> Text passage
What was that famous JFK 1963 saying?:

"If a nation cannot help the many who are poor, it cannot save the few who are rich"

Very true. So here's the deal: when a state or local government is about to cut 20% of its teachers' jobs to save money, then they deserve to still have to spend that money for the "protection" of the smug and secure when the disenfranchised take to the streets for fierce opposition, occupation and protest. That is the downside price you pay for being cheapskates and jumping on the repukes' low tax bandwagons.

Now, we come to messages from those that actually get it!

Letter writer Chun Pan writes to the D Post (Nov. 17):

"Occupy Denver's confrontation with the Denver Police has always been over tents. Why put such an importance on tents? It's such a trivial item...

Tents were at Cindy Sheehan's vigil against President Bush oj the plains of Texas. Tents were at Tahrir Square, and now tents are near Wall Street.

Tents are visible expressions of protest, but they are also recognized symbols of poverty worldwide. This is befitting Occupy Wall Street's message about corporate greed."

Very well put! And now a couple more intense positive takes:

From letter writer James Herne (DP, Nov. 17):

"Somehow the establishment believes that confronting Occupy Wall Street demosntrators will make them go away. As repressive regimes around the world have discovered over the ages, the more you attempt to repress, the higher the level of frustration rises.

Keep on confronting Occupy Wall Street and ultimately you will provoke the last thing you want: open rebellion. People confronted by violent police will ultimately arm themselves and rebellion will result".

This makes some good points, but it would also be difficult to mount an armed "open" rebellion in a Patriot Act, fusion -centered, hyper-militarized superpower that has tons of sophisticated weapons, including of diabolical crowd-dispersal types, e.g.

http://brane-space.blogspot.com/2011/11/shreddig-of-social-contract-3-why.html

Indeed, the most effective rebellion of all would not require any guns or arms. In a capitalist pseudo-market nation, it would simply require millions of "consumers" cease all purchasing and working. Given GDP depends 70% on consumption, and hence on workers with the $$$ to spend on it, once that treadmill is fractured, the whole house collapses.

> Work task 1
Read the three statements below about the Occupy Wall Street post and say whether each agrees with it. Answer yes or no for each, and quote the words from the post that decide it.
(a) The post says tents were at Tahrir Square.
(b) The post says GDP depends 50% on consumption.
(c) The post says the most effective rebellion would require guns.
> Work task 2
Pick up the Occupy Wall Street post after its last sentence and write the next paragraph in the same voice.

> Data extract
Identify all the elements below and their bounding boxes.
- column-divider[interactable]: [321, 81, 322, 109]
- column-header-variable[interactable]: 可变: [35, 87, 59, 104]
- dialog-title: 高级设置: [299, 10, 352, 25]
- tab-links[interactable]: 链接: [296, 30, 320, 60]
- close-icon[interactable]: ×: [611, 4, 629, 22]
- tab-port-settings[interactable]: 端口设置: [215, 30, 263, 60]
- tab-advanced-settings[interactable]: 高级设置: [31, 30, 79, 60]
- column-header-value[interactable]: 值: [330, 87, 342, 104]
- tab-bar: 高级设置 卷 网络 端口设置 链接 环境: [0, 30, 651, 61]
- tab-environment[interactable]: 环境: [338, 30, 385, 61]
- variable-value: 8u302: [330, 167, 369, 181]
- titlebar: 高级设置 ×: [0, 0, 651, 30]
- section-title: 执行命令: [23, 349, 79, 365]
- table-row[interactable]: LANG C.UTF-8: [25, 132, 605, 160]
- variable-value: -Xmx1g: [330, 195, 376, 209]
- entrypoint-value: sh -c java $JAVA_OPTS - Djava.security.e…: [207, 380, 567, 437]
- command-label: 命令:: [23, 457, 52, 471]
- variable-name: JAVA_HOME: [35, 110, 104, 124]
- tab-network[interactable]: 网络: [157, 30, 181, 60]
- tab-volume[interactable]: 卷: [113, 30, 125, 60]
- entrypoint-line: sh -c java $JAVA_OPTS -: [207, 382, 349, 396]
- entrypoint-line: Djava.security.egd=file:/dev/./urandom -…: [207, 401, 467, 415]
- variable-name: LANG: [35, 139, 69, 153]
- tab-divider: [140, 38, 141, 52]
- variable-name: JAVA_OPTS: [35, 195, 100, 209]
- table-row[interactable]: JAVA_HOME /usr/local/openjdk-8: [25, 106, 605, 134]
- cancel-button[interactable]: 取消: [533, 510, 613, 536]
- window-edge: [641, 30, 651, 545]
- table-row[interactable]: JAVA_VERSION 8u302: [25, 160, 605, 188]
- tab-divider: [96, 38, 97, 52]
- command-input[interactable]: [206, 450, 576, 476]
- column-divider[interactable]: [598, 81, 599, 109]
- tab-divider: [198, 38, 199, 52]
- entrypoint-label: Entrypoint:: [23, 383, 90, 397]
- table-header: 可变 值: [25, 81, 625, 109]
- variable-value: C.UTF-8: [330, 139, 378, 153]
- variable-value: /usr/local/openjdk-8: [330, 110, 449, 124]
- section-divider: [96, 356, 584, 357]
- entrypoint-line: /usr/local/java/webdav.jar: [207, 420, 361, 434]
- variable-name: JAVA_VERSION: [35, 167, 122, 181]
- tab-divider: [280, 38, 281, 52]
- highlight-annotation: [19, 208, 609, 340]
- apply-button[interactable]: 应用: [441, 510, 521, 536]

> Expected output 1
(a) Yes: "Tents were at Tahrir Square"
(b) No: "Given GDP depends 70% on consumption"
(c) No: "the most effective rebellion of all would not require any guns or arms"

> Expected output 2
A similar point is made by letter writer Richard Everstine:

"As I watch the continuing violence in the streets by police against the Occupy protestors, I can't help but see similarities to the violence in Russia in 1916-17 when the peasants were protesting their economic inequality. The violence of the Czar's Cossacks against the peaceful, peasant protestors, didn't help the Czar retain power very long. Maybe we are seeing just the tip of the iceberg here in Denver and other protest cities. History lesson, anyone?"

Well, maybe, maybe not. Again, the only way the historical parallel would come full arc, is if the U.S. military - or most of it - joined Occupy - including with all the latest weapons, which I can't see happening. Recall the success of the Bolshevik Revolution was in getting the Czar's armies to fall in line and bring all their weapon stores and ammo with them to side with the Bolsheviks. This is simply not going to happen in a superpower like the one we have so, again, the economic drop out solution would be best.

Lastly, we have the take from the smarmy Wall Street Journal in their op-ed yesterday:

"A favorite saying of the American Left dating to a song from the 70s is 'The revolution will not be televised'. If true, Occupy Wall Street was not the revolution. This most media -conscious of protests appears to be in the process of a slow fade after wearing out its welcome in virtually every single city if 'occupied'."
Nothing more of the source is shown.